Copy every entry word for word. Skip the pictures.

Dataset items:
--*--

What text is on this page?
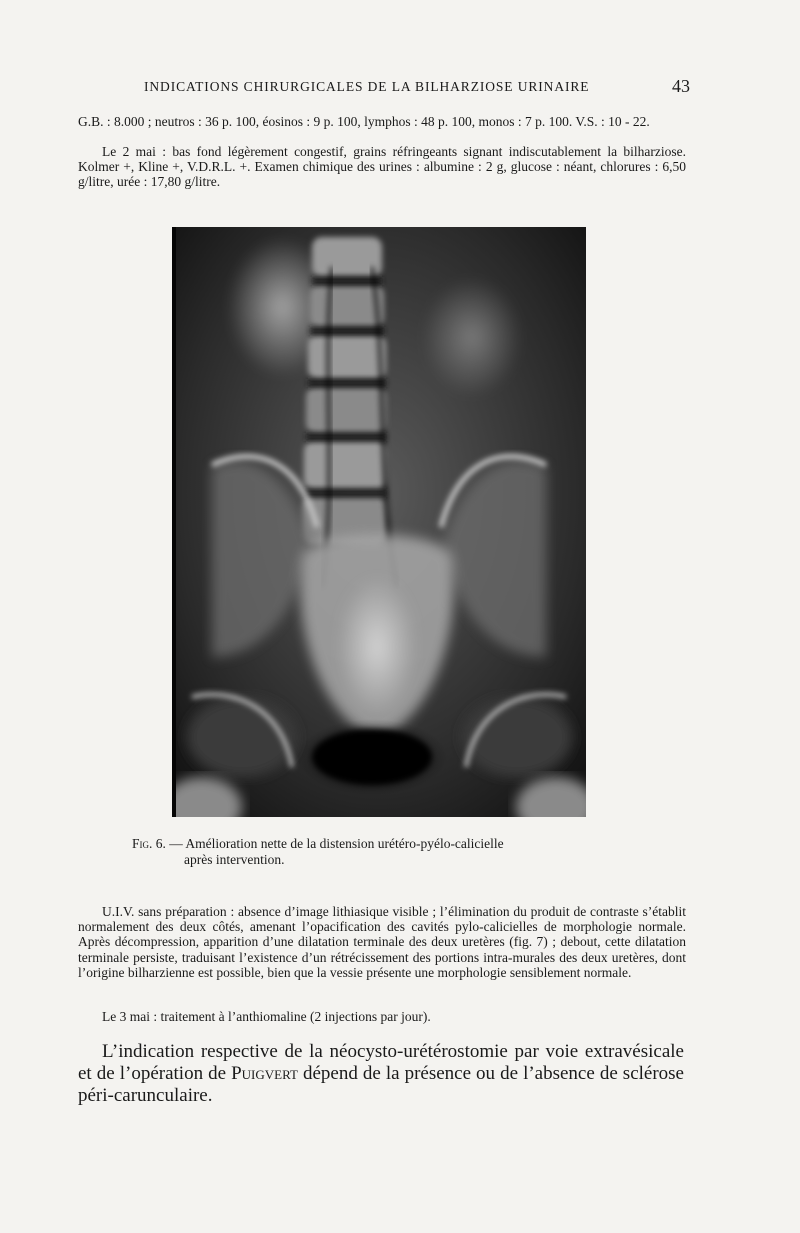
INDICATIONS CHIRURGICALES DE LA BILHARZIOSE URINAIRE	43

G.B. : 8.000 ; neutros : 36 p. 100, éosinos : 9 p. 100, lymphos : 48 p. 100, monos : 7 p. 100. V.S. : 10 - 22.

Le 2 mai : bas fond légèrement congestif, grains réfringeants signant indiscutablement la bilharziose. Kolmer +, Kline +, V.D.R.L. +. Examen chimique des urines : albumine : 2 g, glucose : néant, chlorures : 6,50 g/litre, urée : 17,80 g/litre.

Fig. 6. — Amélioration nette de la distension urétéro-pyélo-calicielle

après intervention.

U.I.V. sans préparation : absence d’image lithiasique visible ; l’élimination du produit de contraste s’établit normalement des deux côtés, amenant l’opacification des cavités pylo-calicielles de morphologie normale. Après décompression, apparition d’une dilatation terminale des deux uretères (fig. 7) ; debout, cette dilatation terminale persiste, traduisant l’existence d’un rétrécissement des portions intra-murales des deux uretères, dont l’origine bilharzienne est possible, bien que la vessie présente une morphologie sensiblement normale.

Le 3 mai : traitement à l’anthiomaline (2 injections par jour).

L’indication respective de la néocysto-urétérostomie par voie extravésicale et de l’opération de Puigvert dépend de la présence ou de l’absence de sclérose péri-carunculaire.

--*--

Solution for this task:
What text is on this page?
INDICATIONS CHIRURGICALES DE LA BILHARZIOSE URINAIRE	43

G.B. : 8.000 ; neutros : 36 p. 100, éosinos : 9 p. 100, lymphos : 48 p. 100, monos : 7 p. 100. V.S. : 10 - 22.

Le 2 mai : bas fond légèrement congestif, grains réfringeants signant indiscutablement la bilharziose. Kolmer +, Kline +, V.D.R.L. +. Examen chimique des urines : albumine : 2 g, glucose : néant, chlorures : 6,50 g/litre, urée : 17,80 g/litre.

Fig. 6. — Amélioration nette de la distension urétéro-pyélo-calicielle

après intervention.

U.I.V. sans préparation : absence d’image lithiasique visible ; l’élimination du produit de contraste s’établit normalement des deux côtés, amenant l’opacification des cavités pylo-calicielles de morphologie normale. Après décompression, apparition d’une dilatation terminale des deux uretères (fig. 7) ; debout, cette dilatation terminale persiste, traduisant l’existence d’un rétrécissement des portions intra-murales des deux uretères, dont l’origine bilharzienne est possible, bien que la vessie présente une morphologie sensiblement normale.

Le 3 mai : traitement à l’anthiomaline (2 injections par jour).

L’indication respective de la néocysto-urétérostomie par voie extravésicale et de l’opération de Puigvert dépend de la présence ou de l’absence de sclérose péri-carunculaire.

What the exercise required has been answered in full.